- [EXERCISE GOAL]: All the records that follow need to be reproduced exactly. Omit the images.

## begin DATA ENTRIES

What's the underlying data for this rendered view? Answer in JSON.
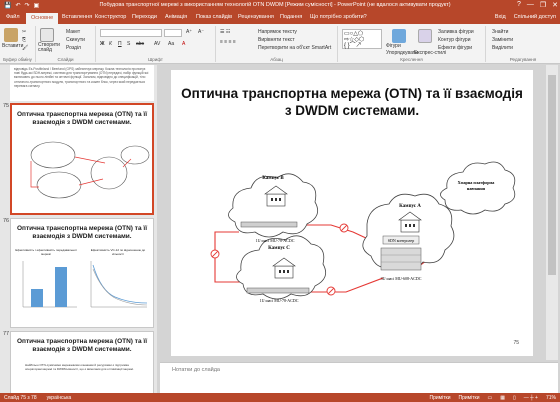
{
  "window": {
    "title": "Побудова транспортної мережі з використанням технологій OTN DWDM [Режим сумісності] - PowerPoint (не вдалося активувати продукт)",
    "controls": [
      "?",
      "—",
      "❐",
      "✕"
    ]
  },
  "tabs": [
    "Файл",
    "Основне",
    "Вставлення",
    "Конструктор",
    "Переходи",
    "Анімація",
    "Показ слайдів",
    "Рецензування",
    "Подання",
    "Що потрібно зробити?"
  ],
  "tabs_right": [
    "Вхід",
    "Спільний доступ"
  ],
  "ribbon": {
    "groups": [
      "Буфер обміну",
      "Слайди",
      "Шрифт",
      "Абзац",
      "Креслення",
      "Редагування"
    ],
    "clipboard": {
      "paste": "Вставити"
    },
    "slides": {
      "new_slide": "Створити слайд",
      "layout": "Макет",
      "reset": "Скинути",
      "section": "Розділ"
    },
    "paragraph": {
      "direction": "Напрямок тексту",
      "align": "Вирівняти текст",
      "smartart": "Перетворити на об'єкт SmartArt"
    },
    "drawing": {
      "shapes": "Фігури",
      "arrange": "Упорядкувати",
      "quick_styles": "Експрес-стилі",
      "fill": "Заливка фігури",
      "outline": "Контур фігури",
      "effects": "Ефекти фігури"
    },
    "editing": {
      "find": "Знайти",
      "replace": "Замінити",
      "select": "Виділити"
    }
  },
  "thumbnails": {
    "doc_text": "відповідь Es-Postfinland / Beerland (GPS) забезпечує мережу. Кожна технологія пропонує нові будь-які SDH-мережі, системи для транспортування (OTN) передачі, набір функцій які включають до нього лінійні та оптичні функції. Загалом, відповідно до специфікацій, тіло оптичного-транспортного модуля, транспортного та кожен блок, через який передається перевага сигналу.",
    "slides": [
      {
        "num": "75",
        "title": "Оптична транспортна мережа (OTN) та її взаємодія з DWDM системами."
      },
      {
        "num": "76",
        "title": "Оптична транспортна мережа (OTN) та її взаємодія з DWDM системами."
      },
      {
        "num": "77",
        "title": "Оптична транспортна мережа (OTN) та її взаємодія з DWDM системами."
      }
    ],
    "slide76_chart_left": "Ефективність і ефективність передавальної мережі",
    "slide76_chart_right": "Ефективність VC-12 по відношенню до кількості",
    "slide77_body": "Найбільш OTN-сумісними мережевими ознаками й ресурсами є підтримка операторам мережі та DWDM-ємності, що є вимогами для оптимізації мережі."
  },
  "slide": {
    "title": "Оптична транспортна мережа (OTN) та її взаємодія з DWDM системами.",
    "page_number": "75",
    "diagram": {
      "campus_b": "Кампус В",
      "campus_c": "Кампус С",
      "campus_a": "Кампус А",
      "cloud": "Хмарна платформа навчання",
      "node_b": "1U шасі MU-78-ACDC",
      "node_c": "1U шасі MU-78-ACDC",
      "node_a": "3U шасі MU-608-ACDC",
      "controller": "SDN контролер"
    }
  },
  "notes_placeholder": "Нотатки до слайда",
  "status": {
    "slide": "Слайд 75 з 78",
    "language": "українська",
    "notes": "Примітки",
    "comments": "Примітки",
    "zoom": "71%"
  },
  "colors": {
    "accent": "#b7472a",
    "selection": "#d24726",
    "link": "#e53935"
  }
}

## end DATA ENTRIES

- [CORRECT RESULT]:
What's the underlying data for this rendered view? Answer in JSON.
{
  "window": {
    "title": "Побудова транспортної мережі з використанням технологій OTN DWDM [Режим сумісності] - PowerPoint (не вдалося активувати продукт)",
    "controls": [
      "?",
      "—",
      "❐",
      "✕"
    ]
  },
  "tabs": [
    "Файл",
    "Основне",
    "Вставлення",
    "Конструктор",
    "Переходи",
    "Анімація",
    "Показ слайдів",
    "Рецензування",
    "Подання",
    "Що потрібно зробити?"
  ],
  "tabs_right": [
    "Вхід",
    "Спільний доступ"
  ],
  "ribbon": {
    "groups": [
      "Буфер обміну",
      "Слайди",
      "Шрифт",
      "Абзац",
      "Креслення",
      "Редагування"
    ],
    "clipboard": {
      "paste": "Вставити"
    },
    "slides": {
      "new_slide": "Створити слайд",
      "layout": "Макет",
      "reset": "Скинути",
      "section": "Розділ"
    },
    "paragraph": {
      "direction": "Напрямок тексту",
      "align": "Вирівняти текст",
      "smartart": "Перетворити на об'єкт SmartArt"
    },
    "drawing": {
      "shapes": "Фігури",
      "arrange": "Упорядкувати",
      "quick_styles": "Експрес-стилі",
      "fill": "Заливка фігури",
      "outline": "Контур фігури",
      "effects": "Ефекти фігури"
    },
    "editing": {
      "find": "Знайти",
      "replace": "Замінити",
      "select": "Виділити"
    }
  },
  "thumbnails": {
    "doc_text": "відповідь Es-Postfinland / Beerland (GPS) забезпечує мережу. Кожна технологія пропонує нові будь-які SDH-мережі, системи для транспортування (OTN) передачі, набір функцій які включають до нього лінійні та оптичні функції. Загалом, відповідно до специфікацій, тіло оптичного-транспортного модуля, транспортного та кожен блок, через який передається перевага сигналу.",
    "slides": [
      {
        "num": "75",
        "title": "Оптична транспортна мережа (OTN) та її взаємодія з DWDM системами."
      },
      {
        "num": "76",
        "title": "Оптична транспортна мережа (OTN) та її взаємодія з DWDM системами."
      },
      {
        "num": "77",
        "title": "Оптична транспортна мережа (OTN) та її взаємодія з DWDM системами."
      }
    ],
    "slide76_chart_left": "Ефективність і ефективність передавальної мережі",
    "slide76_chart_right": "Ефективність VC-12 по відношенню до кількості",
    "slide77_body": "Найбільш OTN-сумісними мережевими ознаками й ресурсами є підтримка операторам мережі та DWDM-ємності, що є вимогами для оптимізації мережі."
  },
  "slide": {
    "title": "Оптична транспортна мережа (OTN) та її взаємодія з DWDM системами.",
    "page_number": "75",
    "diagram": {
      "campus_b": "Кампус В",
      "campus_c": "Кампус С",
      "campus_a": "Кампус А",
      "cloud": "Хмарна платформа навчання",
      "node_b": "1U шасі MU-78-ACDC",
      "node_c": "1U шасі MU-78-ACDC",
      "node_a": "3U шасі MU-608-ACDC",
      "controller": "SDN контролер"
    }
  },
  "notes_placeholder": "Нотатки до слайда",
  "status": {
    "slide": "Слайд 75 з 78",
    "language": "українська",
    "notes": "Примітки",
    "comments": "Примітки",
    "zoom": "71%"
  },
  "colors": {
    "accent": "#b7472a",
    "selection": "#d24726",
    "link": "#e53935"
  }
}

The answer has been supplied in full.